### EXERCISE OBJECTIVE
Each line containing the word "name" needs to be copied.

(Stored data entries)
▼
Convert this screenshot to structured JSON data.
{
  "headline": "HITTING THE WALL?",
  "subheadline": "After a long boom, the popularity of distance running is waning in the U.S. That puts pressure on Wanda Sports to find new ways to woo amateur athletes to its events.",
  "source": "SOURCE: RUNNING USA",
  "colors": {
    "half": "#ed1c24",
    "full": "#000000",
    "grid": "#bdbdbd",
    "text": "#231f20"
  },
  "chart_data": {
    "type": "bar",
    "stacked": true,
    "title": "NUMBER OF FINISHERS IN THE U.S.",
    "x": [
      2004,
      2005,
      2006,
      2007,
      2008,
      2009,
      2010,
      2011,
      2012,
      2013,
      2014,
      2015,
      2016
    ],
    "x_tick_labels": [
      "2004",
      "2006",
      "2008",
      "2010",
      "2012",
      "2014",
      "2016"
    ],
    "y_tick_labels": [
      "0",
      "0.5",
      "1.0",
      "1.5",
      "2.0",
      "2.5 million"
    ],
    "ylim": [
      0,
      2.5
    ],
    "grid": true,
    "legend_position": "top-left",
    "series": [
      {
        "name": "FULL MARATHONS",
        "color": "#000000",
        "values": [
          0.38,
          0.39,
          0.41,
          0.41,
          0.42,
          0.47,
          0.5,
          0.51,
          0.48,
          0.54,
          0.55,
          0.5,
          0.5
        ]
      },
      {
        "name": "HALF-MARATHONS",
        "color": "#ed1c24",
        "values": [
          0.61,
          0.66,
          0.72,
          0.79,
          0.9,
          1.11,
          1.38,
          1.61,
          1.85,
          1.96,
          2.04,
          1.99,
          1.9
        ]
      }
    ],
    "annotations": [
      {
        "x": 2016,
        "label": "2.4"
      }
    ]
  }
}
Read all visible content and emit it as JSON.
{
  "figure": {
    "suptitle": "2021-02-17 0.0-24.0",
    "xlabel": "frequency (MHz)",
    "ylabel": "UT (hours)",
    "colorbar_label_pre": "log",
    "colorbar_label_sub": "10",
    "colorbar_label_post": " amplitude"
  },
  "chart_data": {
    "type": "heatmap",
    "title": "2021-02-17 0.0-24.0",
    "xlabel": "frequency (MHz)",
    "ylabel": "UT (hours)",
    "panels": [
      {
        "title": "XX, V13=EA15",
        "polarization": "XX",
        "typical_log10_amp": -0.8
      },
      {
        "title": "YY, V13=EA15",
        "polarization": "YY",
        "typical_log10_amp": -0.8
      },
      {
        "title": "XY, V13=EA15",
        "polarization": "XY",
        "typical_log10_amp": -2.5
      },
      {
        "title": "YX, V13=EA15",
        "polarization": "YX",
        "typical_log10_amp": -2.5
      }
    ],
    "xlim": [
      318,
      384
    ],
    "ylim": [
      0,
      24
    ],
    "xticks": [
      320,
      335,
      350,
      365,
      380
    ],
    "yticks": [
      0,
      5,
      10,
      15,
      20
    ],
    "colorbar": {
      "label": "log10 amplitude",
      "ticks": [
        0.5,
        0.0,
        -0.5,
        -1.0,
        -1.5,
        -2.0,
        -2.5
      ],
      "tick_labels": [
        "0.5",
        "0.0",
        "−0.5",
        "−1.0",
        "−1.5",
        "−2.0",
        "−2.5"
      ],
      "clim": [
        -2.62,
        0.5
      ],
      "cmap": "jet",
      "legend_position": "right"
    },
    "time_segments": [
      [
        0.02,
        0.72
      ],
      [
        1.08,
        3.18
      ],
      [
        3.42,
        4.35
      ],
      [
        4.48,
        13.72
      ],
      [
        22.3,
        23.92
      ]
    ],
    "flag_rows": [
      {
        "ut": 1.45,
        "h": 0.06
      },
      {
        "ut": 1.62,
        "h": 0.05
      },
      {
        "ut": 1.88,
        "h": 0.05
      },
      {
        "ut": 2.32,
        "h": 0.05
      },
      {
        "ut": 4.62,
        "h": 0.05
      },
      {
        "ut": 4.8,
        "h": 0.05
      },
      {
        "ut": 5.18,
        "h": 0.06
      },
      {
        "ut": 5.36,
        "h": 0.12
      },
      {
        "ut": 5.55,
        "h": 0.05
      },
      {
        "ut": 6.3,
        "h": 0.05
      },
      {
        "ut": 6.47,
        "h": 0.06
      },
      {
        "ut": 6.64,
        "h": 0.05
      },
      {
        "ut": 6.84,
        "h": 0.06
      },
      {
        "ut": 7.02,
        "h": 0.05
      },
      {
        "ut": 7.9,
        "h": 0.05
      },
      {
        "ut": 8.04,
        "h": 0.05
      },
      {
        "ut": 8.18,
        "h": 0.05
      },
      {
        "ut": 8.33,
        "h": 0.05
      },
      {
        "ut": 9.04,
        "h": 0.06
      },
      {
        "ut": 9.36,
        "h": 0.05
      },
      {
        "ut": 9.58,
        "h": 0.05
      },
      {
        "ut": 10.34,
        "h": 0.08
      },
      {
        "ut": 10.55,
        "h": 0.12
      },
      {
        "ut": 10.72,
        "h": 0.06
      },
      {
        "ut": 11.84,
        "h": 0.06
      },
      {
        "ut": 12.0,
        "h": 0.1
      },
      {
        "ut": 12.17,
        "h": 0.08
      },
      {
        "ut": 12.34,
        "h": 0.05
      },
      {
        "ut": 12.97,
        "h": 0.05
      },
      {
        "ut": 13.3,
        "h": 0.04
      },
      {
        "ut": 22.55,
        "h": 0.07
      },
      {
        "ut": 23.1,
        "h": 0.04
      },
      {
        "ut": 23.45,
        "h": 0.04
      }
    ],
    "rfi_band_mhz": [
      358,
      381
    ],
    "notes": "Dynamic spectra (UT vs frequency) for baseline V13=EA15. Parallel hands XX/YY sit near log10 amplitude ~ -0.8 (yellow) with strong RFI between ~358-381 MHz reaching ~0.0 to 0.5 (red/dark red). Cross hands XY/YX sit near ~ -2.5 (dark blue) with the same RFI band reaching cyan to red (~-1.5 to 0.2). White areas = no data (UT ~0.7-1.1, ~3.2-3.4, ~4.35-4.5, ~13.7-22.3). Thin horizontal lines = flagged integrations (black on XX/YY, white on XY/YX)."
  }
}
▲
### OUTPUT FOR THIS TASK
        "name": "FULL MARATHONS",
        "name": "HALF-MARATHONS",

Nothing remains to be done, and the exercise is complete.